[Stored data entries]
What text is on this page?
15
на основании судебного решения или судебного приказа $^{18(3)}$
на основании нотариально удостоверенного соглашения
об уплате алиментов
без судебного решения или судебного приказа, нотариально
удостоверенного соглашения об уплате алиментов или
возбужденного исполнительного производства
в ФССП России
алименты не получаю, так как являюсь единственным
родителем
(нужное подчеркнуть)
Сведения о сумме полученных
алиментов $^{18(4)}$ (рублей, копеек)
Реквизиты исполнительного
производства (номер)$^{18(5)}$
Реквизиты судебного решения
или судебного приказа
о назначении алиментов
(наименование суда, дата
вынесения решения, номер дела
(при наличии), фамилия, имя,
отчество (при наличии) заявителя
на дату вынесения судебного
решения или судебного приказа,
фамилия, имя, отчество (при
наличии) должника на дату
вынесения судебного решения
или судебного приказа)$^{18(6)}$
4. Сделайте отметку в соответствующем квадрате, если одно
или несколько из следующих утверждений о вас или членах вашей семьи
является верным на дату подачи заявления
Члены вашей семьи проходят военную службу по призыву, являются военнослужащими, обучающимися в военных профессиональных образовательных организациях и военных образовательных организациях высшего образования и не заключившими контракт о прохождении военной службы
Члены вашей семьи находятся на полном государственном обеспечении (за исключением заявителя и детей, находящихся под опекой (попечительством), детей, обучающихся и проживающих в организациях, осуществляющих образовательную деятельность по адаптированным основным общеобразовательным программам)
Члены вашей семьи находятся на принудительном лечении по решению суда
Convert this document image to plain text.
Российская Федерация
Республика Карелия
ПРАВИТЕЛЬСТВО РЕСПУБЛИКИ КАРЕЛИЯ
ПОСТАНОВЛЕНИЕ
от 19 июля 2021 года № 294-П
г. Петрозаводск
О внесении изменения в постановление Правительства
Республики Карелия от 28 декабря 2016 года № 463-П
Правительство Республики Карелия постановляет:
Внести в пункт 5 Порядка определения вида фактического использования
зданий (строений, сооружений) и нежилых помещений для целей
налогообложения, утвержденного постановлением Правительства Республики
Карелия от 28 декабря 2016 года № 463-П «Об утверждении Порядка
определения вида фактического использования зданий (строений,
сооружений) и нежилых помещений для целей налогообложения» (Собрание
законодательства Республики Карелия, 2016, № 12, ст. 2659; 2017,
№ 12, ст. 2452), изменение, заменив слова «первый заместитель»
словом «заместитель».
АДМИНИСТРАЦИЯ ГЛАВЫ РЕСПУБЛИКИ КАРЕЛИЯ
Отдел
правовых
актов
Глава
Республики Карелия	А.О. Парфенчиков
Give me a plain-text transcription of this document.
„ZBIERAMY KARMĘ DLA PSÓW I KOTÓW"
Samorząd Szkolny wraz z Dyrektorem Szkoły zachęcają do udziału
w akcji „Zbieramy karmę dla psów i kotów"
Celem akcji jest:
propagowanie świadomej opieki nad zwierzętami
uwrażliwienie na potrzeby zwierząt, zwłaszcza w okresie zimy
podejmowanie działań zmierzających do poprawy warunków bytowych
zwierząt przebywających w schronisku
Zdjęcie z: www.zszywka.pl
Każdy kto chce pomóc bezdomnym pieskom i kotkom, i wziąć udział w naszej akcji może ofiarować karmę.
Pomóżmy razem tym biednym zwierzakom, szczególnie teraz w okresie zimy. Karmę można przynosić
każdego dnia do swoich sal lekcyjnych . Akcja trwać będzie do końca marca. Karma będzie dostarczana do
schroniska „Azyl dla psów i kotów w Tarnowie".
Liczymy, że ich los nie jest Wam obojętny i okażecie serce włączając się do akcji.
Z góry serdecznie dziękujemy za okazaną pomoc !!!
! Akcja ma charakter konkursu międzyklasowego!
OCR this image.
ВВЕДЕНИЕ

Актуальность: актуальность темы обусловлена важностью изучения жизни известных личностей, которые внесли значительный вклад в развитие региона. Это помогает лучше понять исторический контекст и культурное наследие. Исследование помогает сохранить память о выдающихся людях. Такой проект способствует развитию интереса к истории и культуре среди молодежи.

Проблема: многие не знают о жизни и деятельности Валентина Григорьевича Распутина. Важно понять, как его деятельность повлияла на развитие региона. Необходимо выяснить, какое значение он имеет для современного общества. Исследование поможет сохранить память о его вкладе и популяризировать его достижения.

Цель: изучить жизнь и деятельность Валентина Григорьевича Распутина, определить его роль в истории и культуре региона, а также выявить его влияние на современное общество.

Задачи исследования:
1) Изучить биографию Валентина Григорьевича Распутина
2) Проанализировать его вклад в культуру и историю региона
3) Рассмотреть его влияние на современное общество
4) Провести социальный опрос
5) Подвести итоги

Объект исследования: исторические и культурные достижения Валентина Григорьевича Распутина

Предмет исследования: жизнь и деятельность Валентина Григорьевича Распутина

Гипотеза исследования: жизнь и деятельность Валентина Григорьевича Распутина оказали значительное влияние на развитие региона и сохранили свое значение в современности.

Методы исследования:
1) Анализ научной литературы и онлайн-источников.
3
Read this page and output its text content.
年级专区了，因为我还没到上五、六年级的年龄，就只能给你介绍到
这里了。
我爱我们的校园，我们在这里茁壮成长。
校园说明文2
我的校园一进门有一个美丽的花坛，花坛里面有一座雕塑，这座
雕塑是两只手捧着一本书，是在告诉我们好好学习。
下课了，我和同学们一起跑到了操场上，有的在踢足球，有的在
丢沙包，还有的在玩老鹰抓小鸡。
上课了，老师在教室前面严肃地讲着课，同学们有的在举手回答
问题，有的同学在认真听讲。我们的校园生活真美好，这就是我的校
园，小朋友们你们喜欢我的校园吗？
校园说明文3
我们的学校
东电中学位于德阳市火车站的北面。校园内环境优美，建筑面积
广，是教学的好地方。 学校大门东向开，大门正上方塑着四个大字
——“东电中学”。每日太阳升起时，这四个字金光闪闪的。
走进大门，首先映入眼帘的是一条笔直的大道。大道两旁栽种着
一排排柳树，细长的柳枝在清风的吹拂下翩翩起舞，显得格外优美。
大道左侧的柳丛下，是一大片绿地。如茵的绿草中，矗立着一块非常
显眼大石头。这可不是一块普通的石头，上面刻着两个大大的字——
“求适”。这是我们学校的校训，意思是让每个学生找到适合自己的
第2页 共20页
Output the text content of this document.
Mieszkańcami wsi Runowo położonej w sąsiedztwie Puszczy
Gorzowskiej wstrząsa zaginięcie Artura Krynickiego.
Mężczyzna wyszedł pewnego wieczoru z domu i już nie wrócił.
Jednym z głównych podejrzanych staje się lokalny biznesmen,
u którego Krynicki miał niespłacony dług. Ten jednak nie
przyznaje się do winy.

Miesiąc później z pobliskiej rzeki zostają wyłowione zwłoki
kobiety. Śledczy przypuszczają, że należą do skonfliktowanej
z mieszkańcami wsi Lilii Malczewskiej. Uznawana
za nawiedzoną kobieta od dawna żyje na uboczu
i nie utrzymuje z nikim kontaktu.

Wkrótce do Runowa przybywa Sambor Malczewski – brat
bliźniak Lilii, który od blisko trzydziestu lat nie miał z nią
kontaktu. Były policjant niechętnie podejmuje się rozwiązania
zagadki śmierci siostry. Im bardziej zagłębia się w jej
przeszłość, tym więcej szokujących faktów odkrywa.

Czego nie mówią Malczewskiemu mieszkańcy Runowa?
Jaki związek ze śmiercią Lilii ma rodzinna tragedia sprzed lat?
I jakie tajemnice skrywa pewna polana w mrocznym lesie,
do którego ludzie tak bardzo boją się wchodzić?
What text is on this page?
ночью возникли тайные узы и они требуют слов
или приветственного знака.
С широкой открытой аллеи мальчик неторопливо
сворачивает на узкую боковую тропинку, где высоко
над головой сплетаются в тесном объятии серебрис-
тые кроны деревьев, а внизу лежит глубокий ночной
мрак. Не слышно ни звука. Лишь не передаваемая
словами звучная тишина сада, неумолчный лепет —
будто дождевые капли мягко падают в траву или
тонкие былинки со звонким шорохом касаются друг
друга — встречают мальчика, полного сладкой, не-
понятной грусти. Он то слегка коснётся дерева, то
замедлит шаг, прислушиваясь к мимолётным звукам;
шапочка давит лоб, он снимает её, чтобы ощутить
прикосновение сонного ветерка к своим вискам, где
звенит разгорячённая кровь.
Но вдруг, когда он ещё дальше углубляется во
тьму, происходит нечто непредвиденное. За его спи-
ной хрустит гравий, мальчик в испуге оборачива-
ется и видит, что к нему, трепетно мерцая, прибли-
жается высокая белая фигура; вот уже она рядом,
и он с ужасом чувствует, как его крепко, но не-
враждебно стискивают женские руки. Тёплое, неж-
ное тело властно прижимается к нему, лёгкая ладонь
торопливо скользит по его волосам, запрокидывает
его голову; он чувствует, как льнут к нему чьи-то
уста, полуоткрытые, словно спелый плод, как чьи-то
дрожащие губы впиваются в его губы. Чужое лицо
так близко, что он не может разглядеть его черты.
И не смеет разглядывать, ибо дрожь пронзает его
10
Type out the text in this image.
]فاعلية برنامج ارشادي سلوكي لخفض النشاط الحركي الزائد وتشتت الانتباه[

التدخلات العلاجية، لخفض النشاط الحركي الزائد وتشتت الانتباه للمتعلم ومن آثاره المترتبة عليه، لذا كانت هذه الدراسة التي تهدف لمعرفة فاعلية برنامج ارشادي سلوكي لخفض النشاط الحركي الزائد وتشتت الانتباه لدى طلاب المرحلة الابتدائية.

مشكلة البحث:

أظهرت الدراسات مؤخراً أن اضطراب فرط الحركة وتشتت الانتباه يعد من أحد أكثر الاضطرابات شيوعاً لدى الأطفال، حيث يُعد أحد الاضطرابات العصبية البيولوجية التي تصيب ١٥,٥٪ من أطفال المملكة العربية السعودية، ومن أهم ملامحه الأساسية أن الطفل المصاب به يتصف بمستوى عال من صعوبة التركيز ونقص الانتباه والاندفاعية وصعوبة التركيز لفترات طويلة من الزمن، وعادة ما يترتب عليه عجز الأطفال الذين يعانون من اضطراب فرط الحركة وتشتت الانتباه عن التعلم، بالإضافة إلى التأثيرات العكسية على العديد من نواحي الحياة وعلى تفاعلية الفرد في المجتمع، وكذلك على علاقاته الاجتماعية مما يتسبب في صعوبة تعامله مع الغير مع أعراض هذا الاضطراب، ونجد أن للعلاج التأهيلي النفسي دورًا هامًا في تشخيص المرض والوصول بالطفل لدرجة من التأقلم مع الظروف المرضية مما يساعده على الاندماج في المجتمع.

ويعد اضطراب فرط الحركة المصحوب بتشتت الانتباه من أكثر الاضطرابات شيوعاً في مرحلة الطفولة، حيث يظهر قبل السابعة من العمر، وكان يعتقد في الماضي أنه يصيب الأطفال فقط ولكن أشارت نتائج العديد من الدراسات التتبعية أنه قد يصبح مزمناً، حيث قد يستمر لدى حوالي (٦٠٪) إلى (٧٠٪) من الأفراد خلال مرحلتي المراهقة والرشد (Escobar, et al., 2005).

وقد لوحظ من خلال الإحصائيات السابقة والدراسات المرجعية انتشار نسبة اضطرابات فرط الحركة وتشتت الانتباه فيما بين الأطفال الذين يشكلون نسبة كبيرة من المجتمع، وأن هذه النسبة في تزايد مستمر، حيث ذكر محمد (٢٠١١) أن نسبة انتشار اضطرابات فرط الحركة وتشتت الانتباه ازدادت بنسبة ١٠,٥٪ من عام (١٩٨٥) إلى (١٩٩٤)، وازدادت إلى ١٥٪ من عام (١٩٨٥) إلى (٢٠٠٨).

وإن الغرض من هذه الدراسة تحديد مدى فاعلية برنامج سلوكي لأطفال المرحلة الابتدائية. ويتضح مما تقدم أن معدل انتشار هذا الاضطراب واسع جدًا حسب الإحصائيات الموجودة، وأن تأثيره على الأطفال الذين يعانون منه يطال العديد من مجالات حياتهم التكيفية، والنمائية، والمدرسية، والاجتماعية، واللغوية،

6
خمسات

GOAL: Check each line above for the word "الزائد" and say how many have it, with nothing else.

THE ANSWER: 2